▶ RECORDS SHOWN
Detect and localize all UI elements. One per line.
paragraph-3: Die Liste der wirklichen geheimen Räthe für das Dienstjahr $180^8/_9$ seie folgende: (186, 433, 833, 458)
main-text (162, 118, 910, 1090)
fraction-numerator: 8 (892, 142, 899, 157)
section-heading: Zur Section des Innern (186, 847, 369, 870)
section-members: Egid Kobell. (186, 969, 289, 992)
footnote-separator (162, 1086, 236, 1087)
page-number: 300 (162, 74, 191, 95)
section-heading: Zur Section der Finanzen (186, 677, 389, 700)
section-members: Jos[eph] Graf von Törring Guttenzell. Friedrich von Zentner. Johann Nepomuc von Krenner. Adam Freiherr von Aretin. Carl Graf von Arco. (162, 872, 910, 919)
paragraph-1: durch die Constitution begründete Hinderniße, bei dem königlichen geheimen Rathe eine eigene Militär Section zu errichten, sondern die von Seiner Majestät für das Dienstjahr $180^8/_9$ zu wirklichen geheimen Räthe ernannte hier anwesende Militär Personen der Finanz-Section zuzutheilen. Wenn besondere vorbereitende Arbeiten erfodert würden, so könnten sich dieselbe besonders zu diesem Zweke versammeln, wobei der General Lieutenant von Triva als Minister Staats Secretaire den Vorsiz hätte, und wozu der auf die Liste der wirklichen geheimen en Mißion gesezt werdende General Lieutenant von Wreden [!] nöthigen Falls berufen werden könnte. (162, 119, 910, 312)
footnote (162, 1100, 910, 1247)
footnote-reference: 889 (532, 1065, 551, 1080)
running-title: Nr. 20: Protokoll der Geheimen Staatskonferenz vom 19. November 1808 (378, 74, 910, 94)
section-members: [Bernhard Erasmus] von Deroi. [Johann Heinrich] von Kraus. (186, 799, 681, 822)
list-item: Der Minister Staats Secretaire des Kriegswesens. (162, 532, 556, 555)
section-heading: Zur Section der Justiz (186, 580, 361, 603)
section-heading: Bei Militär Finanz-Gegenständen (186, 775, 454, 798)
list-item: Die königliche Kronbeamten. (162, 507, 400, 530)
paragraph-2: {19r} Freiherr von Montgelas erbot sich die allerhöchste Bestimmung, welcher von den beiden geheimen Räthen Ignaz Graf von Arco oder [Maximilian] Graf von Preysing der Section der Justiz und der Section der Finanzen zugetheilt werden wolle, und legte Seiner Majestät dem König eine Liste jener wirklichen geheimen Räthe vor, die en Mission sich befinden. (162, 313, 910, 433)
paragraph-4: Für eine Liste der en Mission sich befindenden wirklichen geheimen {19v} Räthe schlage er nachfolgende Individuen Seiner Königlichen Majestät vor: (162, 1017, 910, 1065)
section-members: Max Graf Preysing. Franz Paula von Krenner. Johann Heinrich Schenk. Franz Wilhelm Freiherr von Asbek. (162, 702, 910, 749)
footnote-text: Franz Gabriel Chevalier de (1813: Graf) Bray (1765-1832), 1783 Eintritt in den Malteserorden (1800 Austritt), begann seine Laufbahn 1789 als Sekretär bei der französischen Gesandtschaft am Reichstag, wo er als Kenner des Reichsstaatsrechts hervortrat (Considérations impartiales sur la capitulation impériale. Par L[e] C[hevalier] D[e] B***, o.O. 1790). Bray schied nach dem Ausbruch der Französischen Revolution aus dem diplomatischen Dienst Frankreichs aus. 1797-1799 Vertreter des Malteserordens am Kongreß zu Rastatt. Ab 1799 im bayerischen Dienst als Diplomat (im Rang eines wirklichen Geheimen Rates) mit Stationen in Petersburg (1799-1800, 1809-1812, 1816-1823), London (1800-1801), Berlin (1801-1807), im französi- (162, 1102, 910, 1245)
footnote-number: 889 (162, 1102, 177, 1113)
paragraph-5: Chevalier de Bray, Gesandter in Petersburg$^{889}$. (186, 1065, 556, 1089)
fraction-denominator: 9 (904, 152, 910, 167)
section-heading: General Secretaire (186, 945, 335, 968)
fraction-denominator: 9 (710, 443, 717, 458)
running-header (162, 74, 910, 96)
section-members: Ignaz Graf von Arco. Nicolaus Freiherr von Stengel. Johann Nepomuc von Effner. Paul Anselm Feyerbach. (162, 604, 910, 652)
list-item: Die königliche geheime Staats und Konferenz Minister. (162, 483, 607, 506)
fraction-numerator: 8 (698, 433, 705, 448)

▶ WHAT IS EXPECTED
Rewrite the lines above, changing "section-heading" to "heading" and leaving everything else unchanged.

▶ REPLY
Detect and localize all UI elements. One per line.
paragraph-3: Die Liste der wirklichen geheimen Räthe für das Dienstjahr $180^8/_9$ seie folgende: (186, 433, 833, 458)
main-text (162, 118, 910, 1090)
fraction-numerator: 8 (892, 142, 899, 157)
heading: Zur Section des Innern (186, 847, 369, 870)
section-members: Egid Kobell. (186, 969, 289, 992)
footnote-separator (162, 1086, 236, 1087)
page-number: 300 (162, 74, 191, 95)
heading: Zur Section der Finanzen (186, 677, 389, 700)
section-members: Jos[eph] Graf von Törring Guttenzell. Friedrich von Zentner. Johann Nepomuc von Krenner. Adam Freiherr von Aretin. Carl Graf von Arco. (162, 872, 910, 919)
paragraph-1: durch die Constitution begründete Hinderniße, bei dem königlichen geheimen Rathe eine eigene Militär Section zu errichten, sondern die von Seiner Majestät für das Dienstjahr $180^8/_9$ zu wirklichen geheimen Räthe ernannte hier anwesende Militär Personen der Finanz-Section zuzutheilen. Wenn besondere vorbereitende Arbeiten erfodert würden, so könnten sich dieselbe besonders zu diesem Zweke versammeln, wobei der General Lieutenant von Triva als Minister Staats Secretaire den Vorsiz hätte, und wozu der auf die Liste der wirklichen geheimen en Mißion gesezt werdende General Lieutenant von Wreden [!] nöthigen Falls berufen werden könnte. (162, 119, 910, 312)
footnote (162, 1100, 910, 1247)
footnote-reference: 889 (532, 1065, 551, 1080)
running-title: Nr. 20: Protokoll der Geheimen Staatskonferenz vom 19. November 1808 (378, 74, 910, 94)
section-members: [Bernhard Erasmus] von Deroi. [Johann Heinrich] von Kraus. (186, 799, 681, 822)
list-item: Der Minister Staats Secretaire des Kriegswesens. (162, 532, 556, 555)
heading: Zur Section der Justiz (186, 580, 361, 603)
heading: Bei Militär Finanz-Gegenständen (186, 775, 454, 798)
list-item: Die königliche Kronbeamten. (162, 507, 400, 530)
paragraph-2: {19r} Freiherr von Montgelas erbot sich die allerhöchste Bestimmung, welcher von den beiden geheimen Räthen Ignaz Graf von Arco oder [Maximilian] Graf von Preysing der Section der Justiz und der Section der Finanzen zugetheilt werden wolle, und legte Seiner Majestät dem König eine Liste jener wirklichen geheimen Räthe vor, die en Mission sich befinden. (162, 313, 910, 433)
paragraph-4: Für eine Liste der en Mission sich befindenden wirklichen geheimen {19v} Räthe schlage er nachfolgende Individuen Seiner Königlichen Majestät vor: (162, 1017, 910, 1065)
section-members: Max Graf Preysing. Franz Paula von Krenner. Johann Heinrich Schenk. Franz Wilhelm Freiherr von Asbek. (162, 702, 910, 749)
footnote-text: Franz Gabriel Chevalier de (1813: Graf) Bray (1765-1832), 1783 Eintritt in den Malteserorden (1800 Austritt), begann seine Laufbahn 1789 als Sekretär bei der französischen Gesandtschaft am Reichstag, wo er als Kenner des Reichsstaatsrechts hervortrat (Considérations impartiales sur la capitulation impériale. Par L[e] C[hevalier] D[e] B***, o.O. 1790). Bray schied nach dem Ausbruch der Französischen Revolution aus dem diplomatischen Dienst Frankreichs aus. 1797-1799 Vertreter des Malteserordens am Kongreß zu Rastatt. Ab 1799 im bayerischen Dienst als Diplomat (im Rang eines wirklichen Geheimen Rates) mit Stationen in Petersburg (1799-1800, 1809-1812, 1816-1823), London (1800-1801), Berlin (1801-1807), im französi- (162, 1102, 910, 1245)
footnote-number: 889 (162, 1102, 177, 1113)
paragraph-5: Chevalier de Bray, Gesandter in Petersburg$^{889}$. (186, 1065, 556, 1089)
fraction-denominator: 9 (904, 152, 910, 167)
heading: General Secretaire (186, 945, 335, 968)
fraction-denominator: 9 (710, 443, 717, 458)
running-header (162, 74, 910, 96)
section-members: Ignaz Graf von Arco. Nicolaus Freiherr von Stengel. Johann Nepomuc von Effner. Paul Anselm Feyerbach. (162, 604, 910, 652)
list-item: Die königliche geheime Staats und Konferenz Minister. (162, 483, 607, 506)
fraction-numerator: 8 (698, 433, 705, 448)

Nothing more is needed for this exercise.